§ Instructions to follow
Locate the string "있습니다" throughout the material and copy every line in which it occurs.

[begin Record set]

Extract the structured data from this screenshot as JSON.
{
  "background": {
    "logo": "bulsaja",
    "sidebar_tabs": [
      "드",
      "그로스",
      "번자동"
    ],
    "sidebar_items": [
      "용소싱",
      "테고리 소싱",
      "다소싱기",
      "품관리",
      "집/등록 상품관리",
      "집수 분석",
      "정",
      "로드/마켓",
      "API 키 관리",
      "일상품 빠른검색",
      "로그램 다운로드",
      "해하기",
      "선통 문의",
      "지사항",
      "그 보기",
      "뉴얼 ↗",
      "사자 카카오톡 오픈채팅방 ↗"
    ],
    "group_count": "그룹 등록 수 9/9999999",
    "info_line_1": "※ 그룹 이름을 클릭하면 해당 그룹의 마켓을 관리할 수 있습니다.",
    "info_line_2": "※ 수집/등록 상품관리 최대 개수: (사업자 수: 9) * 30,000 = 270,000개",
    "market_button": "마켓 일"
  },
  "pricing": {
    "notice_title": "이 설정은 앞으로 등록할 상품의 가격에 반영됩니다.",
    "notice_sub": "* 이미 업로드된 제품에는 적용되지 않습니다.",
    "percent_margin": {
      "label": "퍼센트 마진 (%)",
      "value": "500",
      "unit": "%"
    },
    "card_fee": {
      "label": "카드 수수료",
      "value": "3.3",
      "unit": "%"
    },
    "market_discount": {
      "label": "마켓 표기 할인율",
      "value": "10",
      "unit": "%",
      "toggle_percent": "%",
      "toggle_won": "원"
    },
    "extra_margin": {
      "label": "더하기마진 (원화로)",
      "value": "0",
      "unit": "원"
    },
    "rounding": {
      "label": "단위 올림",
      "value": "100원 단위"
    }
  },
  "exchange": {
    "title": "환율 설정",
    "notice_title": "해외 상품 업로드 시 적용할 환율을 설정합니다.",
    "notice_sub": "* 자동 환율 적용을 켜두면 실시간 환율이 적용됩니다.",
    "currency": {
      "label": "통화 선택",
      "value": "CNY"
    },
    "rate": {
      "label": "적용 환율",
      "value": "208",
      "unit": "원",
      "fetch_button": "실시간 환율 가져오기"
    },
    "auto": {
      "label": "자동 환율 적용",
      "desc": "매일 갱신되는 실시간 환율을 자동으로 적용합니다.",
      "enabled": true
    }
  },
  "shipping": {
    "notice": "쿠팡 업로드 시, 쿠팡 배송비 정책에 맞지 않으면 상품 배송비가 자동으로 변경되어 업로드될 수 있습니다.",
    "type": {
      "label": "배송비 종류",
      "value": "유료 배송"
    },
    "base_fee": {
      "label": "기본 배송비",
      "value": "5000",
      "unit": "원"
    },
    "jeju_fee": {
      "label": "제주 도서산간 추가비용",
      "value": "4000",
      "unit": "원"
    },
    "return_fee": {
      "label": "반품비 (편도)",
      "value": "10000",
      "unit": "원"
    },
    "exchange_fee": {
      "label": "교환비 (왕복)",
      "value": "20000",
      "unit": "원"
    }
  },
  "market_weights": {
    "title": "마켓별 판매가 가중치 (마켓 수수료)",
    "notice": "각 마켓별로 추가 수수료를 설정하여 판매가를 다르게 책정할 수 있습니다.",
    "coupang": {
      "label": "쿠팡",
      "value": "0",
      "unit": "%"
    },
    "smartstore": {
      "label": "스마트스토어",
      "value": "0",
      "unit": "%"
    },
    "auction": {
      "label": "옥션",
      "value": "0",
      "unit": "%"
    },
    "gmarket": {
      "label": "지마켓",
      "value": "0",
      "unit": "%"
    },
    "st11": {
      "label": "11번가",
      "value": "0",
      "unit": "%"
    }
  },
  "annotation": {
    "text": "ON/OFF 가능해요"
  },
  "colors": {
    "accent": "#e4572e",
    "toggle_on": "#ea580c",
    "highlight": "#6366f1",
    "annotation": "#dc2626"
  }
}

[end Record set]
[begin Record set]

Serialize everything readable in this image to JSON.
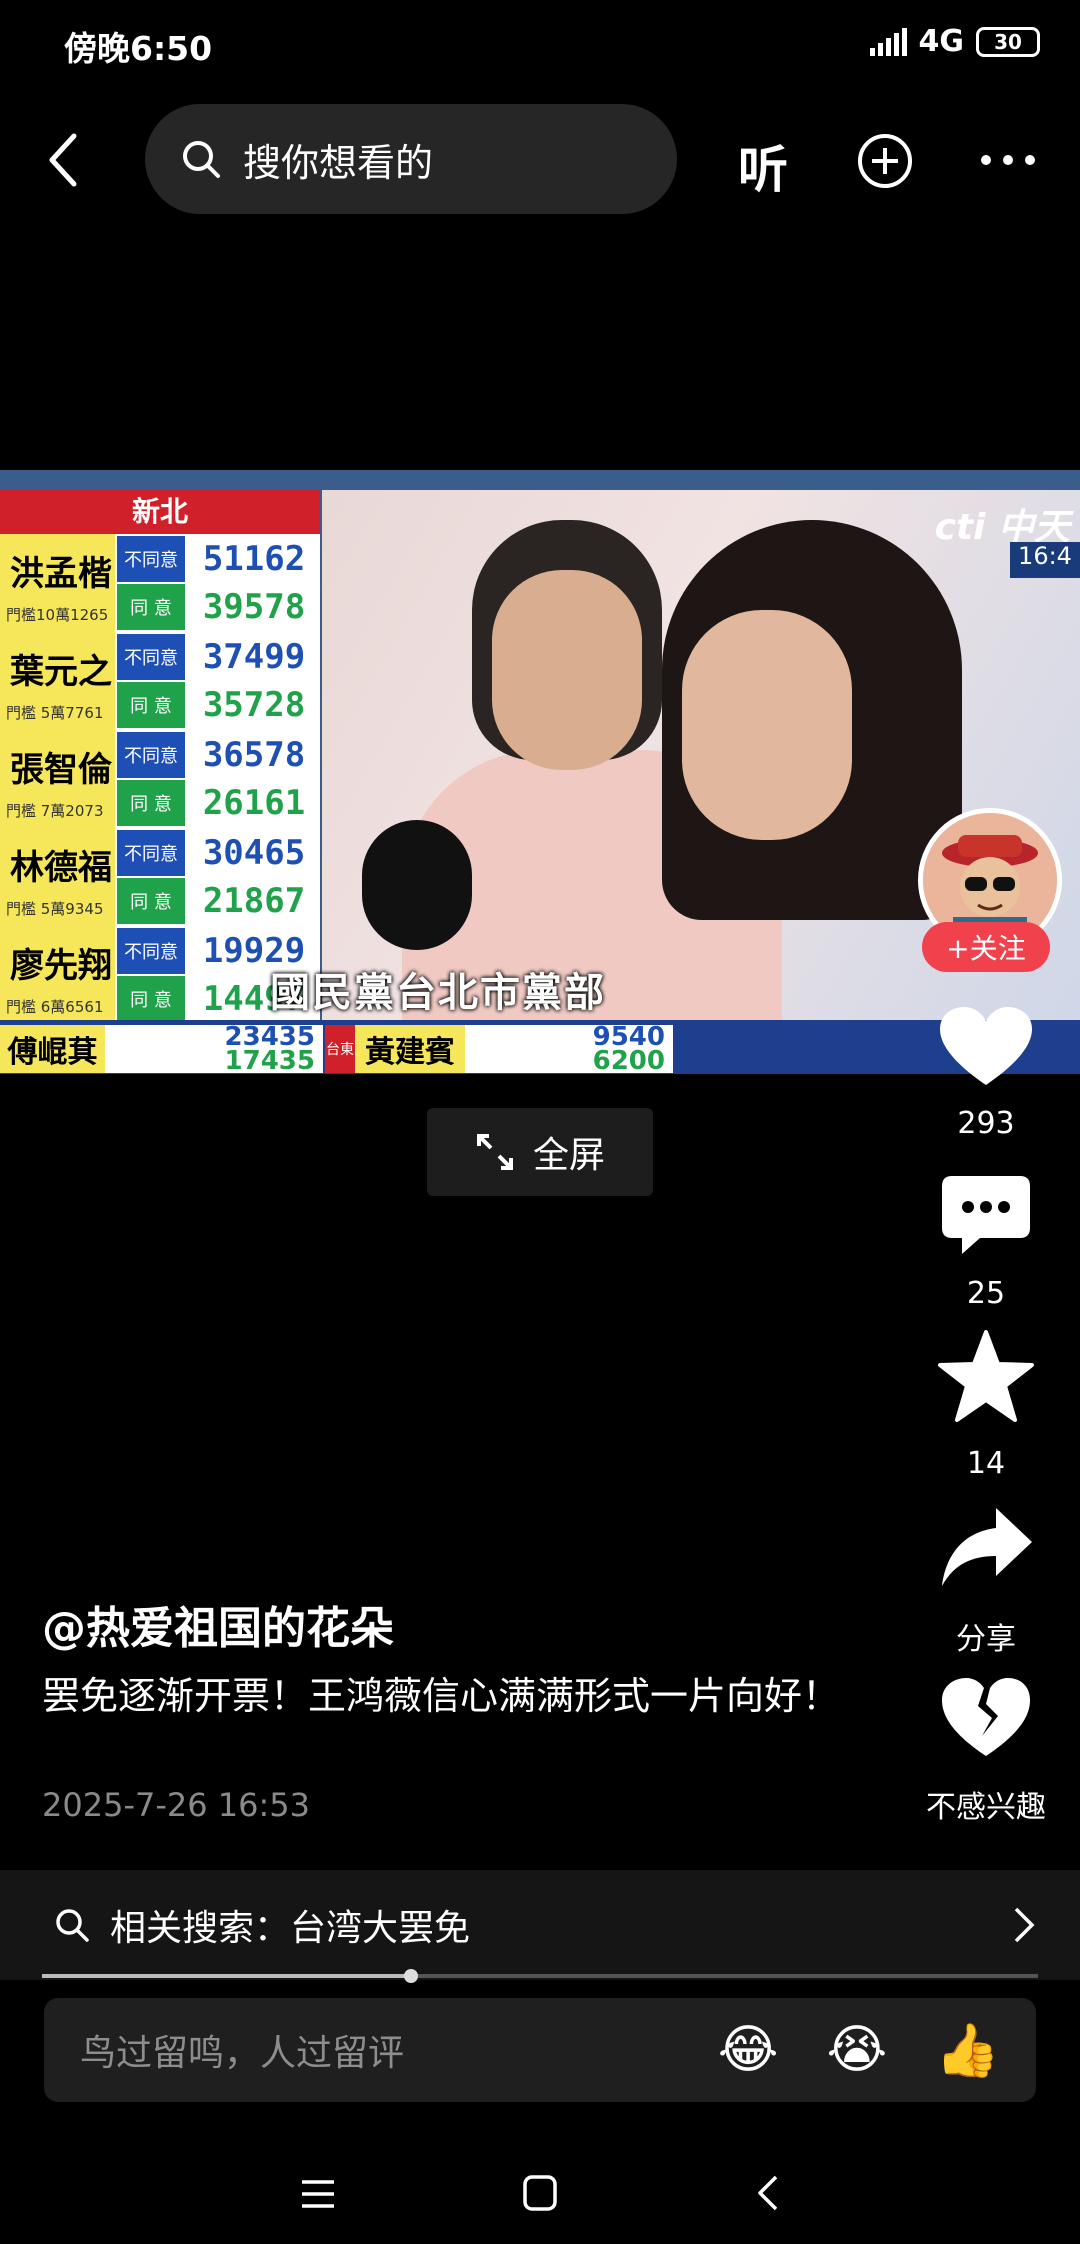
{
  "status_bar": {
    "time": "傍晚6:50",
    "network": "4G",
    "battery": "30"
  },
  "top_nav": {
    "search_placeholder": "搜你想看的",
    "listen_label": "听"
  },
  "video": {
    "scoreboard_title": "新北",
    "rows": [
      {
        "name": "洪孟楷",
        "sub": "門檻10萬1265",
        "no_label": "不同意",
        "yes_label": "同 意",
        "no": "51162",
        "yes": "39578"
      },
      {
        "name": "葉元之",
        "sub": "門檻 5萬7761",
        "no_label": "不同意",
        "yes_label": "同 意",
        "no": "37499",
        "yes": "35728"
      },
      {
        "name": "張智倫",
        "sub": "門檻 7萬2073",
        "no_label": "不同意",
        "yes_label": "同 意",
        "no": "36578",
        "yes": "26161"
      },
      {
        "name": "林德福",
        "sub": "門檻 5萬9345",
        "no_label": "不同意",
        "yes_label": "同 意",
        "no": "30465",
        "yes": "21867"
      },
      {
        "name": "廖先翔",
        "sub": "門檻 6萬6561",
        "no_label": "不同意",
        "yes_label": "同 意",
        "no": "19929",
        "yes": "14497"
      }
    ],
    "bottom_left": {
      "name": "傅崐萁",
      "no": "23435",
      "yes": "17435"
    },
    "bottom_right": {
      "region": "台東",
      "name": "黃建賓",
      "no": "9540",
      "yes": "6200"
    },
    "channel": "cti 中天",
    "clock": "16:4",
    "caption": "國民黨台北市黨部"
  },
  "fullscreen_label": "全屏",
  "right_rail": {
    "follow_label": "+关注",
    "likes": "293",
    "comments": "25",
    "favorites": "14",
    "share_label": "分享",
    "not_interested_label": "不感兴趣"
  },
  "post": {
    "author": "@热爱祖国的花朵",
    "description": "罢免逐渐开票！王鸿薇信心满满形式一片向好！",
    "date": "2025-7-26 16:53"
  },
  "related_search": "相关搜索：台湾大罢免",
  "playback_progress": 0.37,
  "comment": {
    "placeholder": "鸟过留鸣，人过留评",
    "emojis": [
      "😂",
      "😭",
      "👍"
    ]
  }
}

[end Record set]

§ Written solution
    "info_line_1": "※ 그룹 이름을 클릭하면 해당 그룹의 마켓을 관리할 수 있습니다.",
    "notice": "쿠팡 업로드 시, 쿠팡 배송비 정책에 맞지 않으면 상품 배송비가 자동으로 변경되어 업로드될 수 있습니다.",
    "notice": "각 마켓별로 추가 수수료를 설정하여 판매가를 다르게 책정할 수 있습니다.",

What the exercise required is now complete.